>>>>

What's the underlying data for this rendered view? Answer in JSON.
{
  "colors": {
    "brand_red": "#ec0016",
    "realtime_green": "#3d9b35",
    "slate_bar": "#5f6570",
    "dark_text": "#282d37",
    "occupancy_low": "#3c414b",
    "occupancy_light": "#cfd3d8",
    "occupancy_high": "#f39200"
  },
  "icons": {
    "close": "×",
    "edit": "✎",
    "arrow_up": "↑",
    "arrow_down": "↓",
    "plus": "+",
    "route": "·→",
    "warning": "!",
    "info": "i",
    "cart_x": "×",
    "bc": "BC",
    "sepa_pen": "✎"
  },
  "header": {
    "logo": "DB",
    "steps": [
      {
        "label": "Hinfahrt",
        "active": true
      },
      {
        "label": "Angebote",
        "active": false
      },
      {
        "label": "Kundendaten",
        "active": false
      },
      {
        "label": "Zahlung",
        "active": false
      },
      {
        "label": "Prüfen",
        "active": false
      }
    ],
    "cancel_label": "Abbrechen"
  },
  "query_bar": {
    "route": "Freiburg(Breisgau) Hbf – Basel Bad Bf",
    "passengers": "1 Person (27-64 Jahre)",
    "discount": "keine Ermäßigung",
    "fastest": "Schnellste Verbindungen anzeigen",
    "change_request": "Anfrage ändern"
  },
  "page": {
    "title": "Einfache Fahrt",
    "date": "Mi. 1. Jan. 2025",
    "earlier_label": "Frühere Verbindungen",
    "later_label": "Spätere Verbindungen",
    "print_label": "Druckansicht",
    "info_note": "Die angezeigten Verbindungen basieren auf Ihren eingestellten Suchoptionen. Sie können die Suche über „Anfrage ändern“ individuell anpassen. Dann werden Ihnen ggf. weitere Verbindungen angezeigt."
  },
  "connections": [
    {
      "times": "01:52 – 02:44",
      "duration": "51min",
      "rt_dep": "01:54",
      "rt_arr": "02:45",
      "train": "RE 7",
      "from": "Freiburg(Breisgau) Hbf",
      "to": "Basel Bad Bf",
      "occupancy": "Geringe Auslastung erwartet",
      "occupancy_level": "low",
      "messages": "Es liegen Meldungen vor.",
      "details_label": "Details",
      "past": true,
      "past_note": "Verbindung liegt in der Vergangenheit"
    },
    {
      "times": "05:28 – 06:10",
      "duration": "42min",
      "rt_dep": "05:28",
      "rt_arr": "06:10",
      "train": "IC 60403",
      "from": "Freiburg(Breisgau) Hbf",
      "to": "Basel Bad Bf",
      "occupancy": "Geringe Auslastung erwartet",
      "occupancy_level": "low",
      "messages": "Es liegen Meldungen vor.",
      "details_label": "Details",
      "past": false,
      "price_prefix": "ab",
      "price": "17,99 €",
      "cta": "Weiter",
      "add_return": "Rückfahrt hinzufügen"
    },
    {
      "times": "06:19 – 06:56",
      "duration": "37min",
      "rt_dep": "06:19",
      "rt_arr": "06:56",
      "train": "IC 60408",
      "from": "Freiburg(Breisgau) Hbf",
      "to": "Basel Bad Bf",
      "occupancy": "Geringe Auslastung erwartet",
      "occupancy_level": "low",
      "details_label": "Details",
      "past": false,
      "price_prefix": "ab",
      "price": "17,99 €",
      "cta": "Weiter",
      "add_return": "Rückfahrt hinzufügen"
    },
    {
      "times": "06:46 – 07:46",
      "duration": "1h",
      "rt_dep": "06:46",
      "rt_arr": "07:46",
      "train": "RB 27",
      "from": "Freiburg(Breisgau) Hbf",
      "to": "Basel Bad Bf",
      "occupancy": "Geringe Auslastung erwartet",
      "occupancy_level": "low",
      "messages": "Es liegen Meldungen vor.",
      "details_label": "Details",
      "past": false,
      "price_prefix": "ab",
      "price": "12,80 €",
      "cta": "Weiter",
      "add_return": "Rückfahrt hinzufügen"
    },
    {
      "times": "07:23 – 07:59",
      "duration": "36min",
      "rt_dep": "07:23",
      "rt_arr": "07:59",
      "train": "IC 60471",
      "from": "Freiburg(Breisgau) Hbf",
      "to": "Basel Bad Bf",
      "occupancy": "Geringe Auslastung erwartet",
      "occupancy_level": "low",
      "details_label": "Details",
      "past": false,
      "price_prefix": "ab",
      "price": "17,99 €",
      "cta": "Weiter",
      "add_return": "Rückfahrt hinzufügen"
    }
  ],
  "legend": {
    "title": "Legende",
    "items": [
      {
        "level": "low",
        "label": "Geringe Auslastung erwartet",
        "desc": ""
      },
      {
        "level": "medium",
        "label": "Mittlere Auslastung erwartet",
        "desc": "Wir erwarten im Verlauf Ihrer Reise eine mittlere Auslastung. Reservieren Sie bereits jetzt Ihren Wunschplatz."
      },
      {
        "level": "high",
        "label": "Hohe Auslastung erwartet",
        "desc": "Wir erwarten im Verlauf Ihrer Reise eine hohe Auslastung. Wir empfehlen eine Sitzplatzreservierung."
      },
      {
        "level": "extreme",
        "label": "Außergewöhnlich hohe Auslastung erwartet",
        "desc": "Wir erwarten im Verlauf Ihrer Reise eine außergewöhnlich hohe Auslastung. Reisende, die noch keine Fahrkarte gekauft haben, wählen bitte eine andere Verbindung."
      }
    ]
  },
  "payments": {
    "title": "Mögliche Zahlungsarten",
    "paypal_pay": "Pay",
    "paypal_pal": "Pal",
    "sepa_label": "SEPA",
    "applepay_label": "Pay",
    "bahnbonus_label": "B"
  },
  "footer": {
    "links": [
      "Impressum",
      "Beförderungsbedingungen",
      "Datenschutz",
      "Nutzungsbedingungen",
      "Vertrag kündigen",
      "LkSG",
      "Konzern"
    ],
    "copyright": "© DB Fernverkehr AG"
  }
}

<<<<

● **STATED PROBLEM**: Show the lines of the data that hold the word "Verbindungen".

● **FINAL RESULT**:
    "fastest": "Schnellste Verbindungen anzeigen",
    "earlier_label": "Frühere Verbindungen",
    "later_label": "Spätere Verbindungen",
    "info_note": "Die angezeigten Verbindungen basieren auf Ihren eingestellten Suchoptionen. Sie können die Suche über „Anfrage ändern“ individuell anpassen. Dann werden Ihnen ggf. weitere Verbindungen angezeigt."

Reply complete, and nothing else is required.